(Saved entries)
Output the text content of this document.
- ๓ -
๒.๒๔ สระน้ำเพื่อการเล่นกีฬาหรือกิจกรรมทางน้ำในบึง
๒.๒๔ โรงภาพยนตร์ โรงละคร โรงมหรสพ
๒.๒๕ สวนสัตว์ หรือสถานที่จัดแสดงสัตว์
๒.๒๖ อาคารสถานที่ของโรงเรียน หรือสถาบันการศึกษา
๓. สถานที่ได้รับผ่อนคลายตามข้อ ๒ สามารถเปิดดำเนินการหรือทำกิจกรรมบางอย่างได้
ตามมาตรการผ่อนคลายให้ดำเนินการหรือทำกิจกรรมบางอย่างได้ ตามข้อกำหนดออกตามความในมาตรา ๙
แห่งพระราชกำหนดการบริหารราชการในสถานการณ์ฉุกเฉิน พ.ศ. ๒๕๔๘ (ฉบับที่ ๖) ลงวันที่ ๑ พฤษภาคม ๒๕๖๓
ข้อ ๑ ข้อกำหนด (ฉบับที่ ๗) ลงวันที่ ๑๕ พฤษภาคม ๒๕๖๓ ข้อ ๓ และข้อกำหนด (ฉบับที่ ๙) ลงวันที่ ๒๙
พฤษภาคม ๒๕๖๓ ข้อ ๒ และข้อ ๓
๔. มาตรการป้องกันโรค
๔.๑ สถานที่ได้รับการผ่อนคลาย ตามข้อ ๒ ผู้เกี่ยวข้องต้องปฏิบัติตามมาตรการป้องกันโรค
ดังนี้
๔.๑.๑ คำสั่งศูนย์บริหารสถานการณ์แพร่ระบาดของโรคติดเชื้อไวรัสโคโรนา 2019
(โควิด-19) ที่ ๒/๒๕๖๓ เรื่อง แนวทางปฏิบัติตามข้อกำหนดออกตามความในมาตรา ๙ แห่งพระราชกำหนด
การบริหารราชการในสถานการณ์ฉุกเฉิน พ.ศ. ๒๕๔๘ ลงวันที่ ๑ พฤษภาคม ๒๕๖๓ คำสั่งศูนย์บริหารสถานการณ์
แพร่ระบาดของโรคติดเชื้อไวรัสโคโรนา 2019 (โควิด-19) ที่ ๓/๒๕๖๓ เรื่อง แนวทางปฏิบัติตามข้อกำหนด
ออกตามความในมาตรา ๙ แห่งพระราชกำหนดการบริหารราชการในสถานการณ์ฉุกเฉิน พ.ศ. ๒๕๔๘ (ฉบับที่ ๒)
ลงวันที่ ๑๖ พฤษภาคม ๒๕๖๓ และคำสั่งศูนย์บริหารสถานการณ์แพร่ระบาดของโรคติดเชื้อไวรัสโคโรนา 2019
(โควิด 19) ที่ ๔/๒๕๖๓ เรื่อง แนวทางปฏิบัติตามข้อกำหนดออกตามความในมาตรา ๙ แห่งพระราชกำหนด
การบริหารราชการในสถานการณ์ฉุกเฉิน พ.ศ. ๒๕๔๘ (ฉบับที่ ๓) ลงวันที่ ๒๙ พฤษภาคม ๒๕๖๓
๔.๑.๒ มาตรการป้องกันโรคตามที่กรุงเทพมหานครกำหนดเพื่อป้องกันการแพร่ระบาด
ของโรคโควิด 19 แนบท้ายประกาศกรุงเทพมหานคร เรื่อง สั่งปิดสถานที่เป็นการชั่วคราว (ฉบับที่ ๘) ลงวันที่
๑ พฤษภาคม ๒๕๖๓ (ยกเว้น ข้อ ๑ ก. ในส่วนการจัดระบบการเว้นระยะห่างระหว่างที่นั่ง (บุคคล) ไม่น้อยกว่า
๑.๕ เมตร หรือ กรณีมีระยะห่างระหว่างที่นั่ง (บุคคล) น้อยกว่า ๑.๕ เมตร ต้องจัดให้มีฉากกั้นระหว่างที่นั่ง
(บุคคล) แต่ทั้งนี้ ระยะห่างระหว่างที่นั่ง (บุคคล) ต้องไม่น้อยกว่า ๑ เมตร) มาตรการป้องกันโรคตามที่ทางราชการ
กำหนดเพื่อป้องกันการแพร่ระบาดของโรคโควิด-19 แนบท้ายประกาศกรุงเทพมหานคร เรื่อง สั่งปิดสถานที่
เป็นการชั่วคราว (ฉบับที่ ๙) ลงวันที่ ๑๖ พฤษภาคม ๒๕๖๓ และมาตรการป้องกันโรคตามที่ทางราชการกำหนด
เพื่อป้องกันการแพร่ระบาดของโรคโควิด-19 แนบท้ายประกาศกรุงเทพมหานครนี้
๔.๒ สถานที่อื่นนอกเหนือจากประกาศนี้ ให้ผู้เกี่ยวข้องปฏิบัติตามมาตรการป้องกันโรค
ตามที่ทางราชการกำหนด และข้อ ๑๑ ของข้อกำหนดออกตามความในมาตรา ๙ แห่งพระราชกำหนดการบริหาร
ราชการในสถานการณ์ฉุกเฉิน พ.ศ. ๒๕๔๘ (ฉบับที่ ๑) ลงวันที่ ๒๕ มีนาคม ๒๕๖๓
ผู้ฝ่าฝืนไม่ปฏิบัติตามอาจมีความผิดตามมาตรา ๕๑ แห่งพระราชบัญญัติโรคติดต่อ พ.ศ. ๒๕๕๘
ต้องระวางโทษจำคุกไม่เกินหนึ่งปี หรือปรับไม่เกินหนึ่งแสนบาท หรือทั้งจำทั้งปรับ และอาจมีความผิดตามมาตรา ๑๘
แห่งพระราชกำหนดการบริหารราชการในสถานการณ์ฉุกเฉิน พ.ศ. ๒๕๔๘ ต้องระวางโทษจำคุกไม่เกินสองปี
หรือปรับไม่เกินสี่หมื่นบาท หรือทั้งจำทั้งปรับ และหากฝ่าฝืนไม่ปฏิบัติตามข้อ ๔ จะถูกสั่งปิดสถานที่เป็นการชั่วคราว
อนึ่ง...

Goal of the exercise | Set down all of the data above, word for word.

Solution for this problem |
Output the text content of this document.
- ๓ -
๒.๒๔ สระน้ำเพื่อการเล่นกีฬาหรือกิจกรรมทางน้ำในบึง
๒.๒๔ โรงภาพยนตร์ โรงละคร โรงมหรสพ
๒.๒๕ สวนสัตว์ หรือสถานที่จัดแสดงสัตว์
๒.๒๖ อาคารสถานที่ของโรงเรียน หรือสถาบันการศึกษา
๓. สถานที่ได้รับผ่อนคลายตามข้อ ๒ สามารถเปิดดำเนินการหรือทำกิจกรรมบางอย่างได้
ตามมาตรการผ่อนคลายให้ดำเนินการหรือทำกิจกรรมบางอย่างได้ ตามข้อกำหนดออกตามความในมาตรา ๙
แห่งพระราชกำหนดการบริหารราชการในสถานการณ์ฉุกเฉิน พ.ศ. ๒๕๔๘ (ฉบับที่ ๖) ลงวันที่ ๑ พฤษภาคม ๒๕๖๓
ข้อ ๑ ข้อกำหนด (ฉบับที่ ๗) ลงวันที่ ๑๕ พฤษภาคม ๒๕๖๓ ข้อ ๓ และข้อกำหนด (ฉบับที่ ๙) ลงวันที่ ๒๙
พฤษภาคม ๒๕๖๓ ข้อ ๒ และข้อ ๓
๔. มาตรการป้องกันโรค
๔.๑ สถานที่ได้รับการผ่อนคลาย ตามข้อ ๒ ผู้เกี่ยวข้องต้องปฏิบัติตามมาตรการป้องกันโรค
ดังนี้
๔.๑.๑ คำสั่งศูนย์บริหารสถานการณ์แพร่ระบาดของโรคติดเชื้อไวรัสโคโรนา 2019
(โควิด-19) ที่ ๒/๒๕๖๓ เรื่อง แนวทางปฏิบัติตามข้อกำหนดออกตามความในมาตรา ๙ แห่งพระราชกำหนด
การบริหารราชการในสถานการณ์ฉุกเฉิน พ.ศ. ๒๕๔๘ ลงวันที่ ๑ พฤษภาคม ๒๕๖๓ คำสั่งศูนย์บริหารสถานการณ์
แพร่ระบาดของโรคติดเชื้อไวรัสโคโรนา 2019 (โควิด-19) ที่ ๓/๒๕๖๓ เรื่อง แนวทางปฏิบัติตามข้อกำหนด
ออกตามความในมาตรา ๙ แห่งพระราชกำหนดการบริหารราชการในสถานการณ์ฉุกเฉิน พ.ศ. ๒๕๔๘ (ฉบับที่ ๒)
ลงวันที่ ๑๖ พฤษภาคม ๒๕๖๓ และคำสั่งศูนย์บริหารสถานการณ์แพร่ระบาดของโรคติดเชื้อไวรัสโคโรนา 2019
(โควิด 19) ที่ ๔/๒๕๖๓ เรื่อง แนวทางปฏิบัติตามข้อกำหนดออกตามความในมาตรา ๙ แห่งพระราชกำหนด
การบริหารราชการในสถานการณ์ฉุกเฉิน พ.ศ. ๒๕๔๘ (ฉบับที่ ๓) ลงวันที่ ๒๙ พฤษภาคม ๒๕๖๓
๔.๑.๒ มาตรการป้องกันโรคตามที่กรุงเทพมหานครกำหนดเพื่อป้องกันการแพร่ระบาด
ของโรคโควิด 19 แนบท้ายประกาศกรุงเทพมหานคร เรื่อง สั่งปิดสถานที่เป็นการชั่วคราว (ฉบับที่ ๘) ลงวันที่
๑ พฤษภาคม ๒๕๖๓ (ยกเว้น ข้อ ๑ ก. ในส่วนการจัดระบบการเว้นระยะห่างระหว่างที่นั่ง (บุคคล) ไม่น้อยกว่า
๑.๕ เมตร หรือ กรณีมีระยะห่างระหว่างที่นั่ง (บุคคล) น้อยกว่า ๑.๕ เมตร ต้องจัดให้มีฉากกั้นระหว่างที่นั่ง
(บุคคล) แต่ทั้งนี้ ระยะห่างระหว่างที่นั่ง (บุคคล) ต้องไม่น้อยกว่า ๑ เมตร) มาตรการป้องกันโรคตามที่ทางราชการ
กำหนดเพื่อป้องกันการแพร่ระบาดของโรคโควิด-19 แนบท้ายประกาศกรุงเทพมหานคร เรื่อง สั่งปิดสถานที่
เป็นการชั่วคราว (ฉบับที่ ๙) ลงวันที่ ๑๖ พฤษภาคม ๒๕๖๓ และมาตรการป้องกันโรคตามที่ทางราชการกำหนด
เพื่อป้องกันการแพร่ระบาดของโรคโควิด-19 แนบท้ายประกาศกรุงเทพมหานครนี้
๔.๒ สถานที่อื่นนอกเหนือจากประกาศนี้ ให้ผู้เกี่ยวข้องปฏิบัติตามมาตรการป้องกันโรค
ตามที่ทางราชการกำหนด และข้อ ๑๑ ของข้อกำหนดออกตามความในมาตรา ๙ แห่งพระราชกำหนดการบริหาร
ราชการในสถานการณ์ฉุกเฉิน พ.ศ. ๒๕๔๘ (ฉบับที่ ๑) ลงวันที่ ๒๕ มีนาคม ๒๕๖๓
ผู้ฝ่าฝืนไม่ปฏิบัติตามอาจมีความผิดตามมาตรา ๕๑ แห่งพระราชบัญญัติโรคติดต่อ พ.ศ. ๒๕๕๘
ต้องระวางโทษจำคุกไม่เกินหนึ่งปี หรือปรับไม่เกินหนึ่งแสนบาท หรือทั้งจำทั้งปรับ และอาจมีความผิดตามมาตรา ๑๘
แห่งพระราชกำหนดการบริหารราชการในสถานการณ์ฉุกเฉิน พ.ศ. ๒๕๔๘ ต้องระวางโทษจำคุกไม่เกินสองปี
หรือปรับไม่เกินสี่หมื่นบาท หรือทั้งจำทั้งปรับ และหากฝ่าฝืนไม่ปฏิบัติตามข้อ ๔ จะถูกสั่งปิดสถานที่เป็นการชั่วคราว
อนึ่ง...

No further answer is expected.